=== The input ===

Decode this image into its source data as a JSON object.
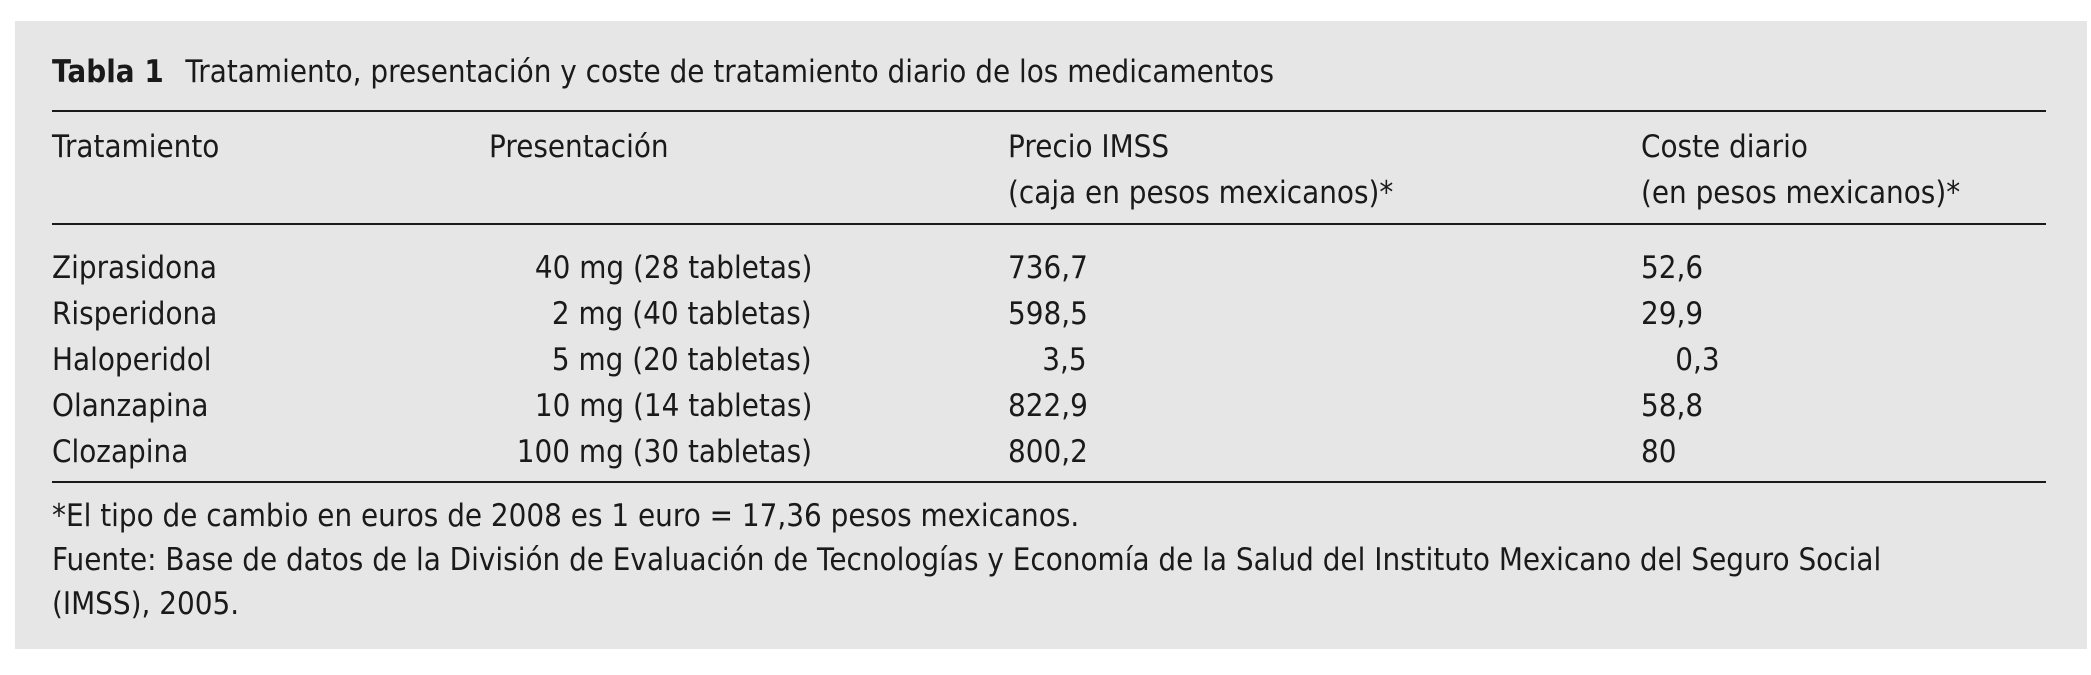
{
  "table": {
    "label": "Tabla 1",
    "title": "Tratamiento, presentación y coste de tratamiento diario de los medicamentos",
    "headers": {
      "tratamiento": "Tratamiento",
      "presentacion": "Presentación",
      "precio_line1": "Precio IMSS",
      "precio_line2": "(caja en pesos mexicanos)*",
      "coste_line1": "Coste diario",
      "coste_line2": "(en pesos mexicanos)*"
    },
    "rows": [
      {
        "tratamiento": "Ziprasidona",
        "presentacion": "40 mg (28 tabletas)",
        "precio": "736,7",
        "coste": "52,6"
      },
      {
        "tratamiento": "Risperidona",
        "presentacion": "2 mg (40 tabletas)",
        "precio": "598,5",
        "coste": "29,9"
      },
      {
        "tratamiento": "Haloperidol",
        "presentacion": "5 mg (20 tabletas)",
        "precio": "3,5",
        "coste": "0,3"
      },
      {
        "tratamiento": "Olanzapina",
        "presentacion": "10 mg (14 tabletas)",
        "precio": "822,9",
        "coste": "58,8"
      },
      {
        "tratamiento": "Clozapina",
        "presentacion": "100 mg (30 tabletas)",
        "precio": "800,2",
        "coste": "80"
      }
    ],
    "footnotes": {
      "exchange": "*El tipo de cambio en euros de 2008 es 1 euro = 17,36 pesos mexicanos.",
      "source_line1": "Fuente: Base de datos de la División de Evaluación de Tecnologías y Economía de la Salud del Instituto Mexicano del Seguro Social",
      "source_line2": "(IMSS), 2005."
    }
  }
}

===

## [Short exercise]
Leave out every line without the string "pesos" and copy the rest.

## [Expected output]
      "precio_line2": "(caja en pesos mexicanos)*",
      "coste_line2": "(en pesos mexicanos)*"
      "exchange": "*El tipo de cambio en euros de 2008 es 1 euro = 17,36 pesos mexicanos.",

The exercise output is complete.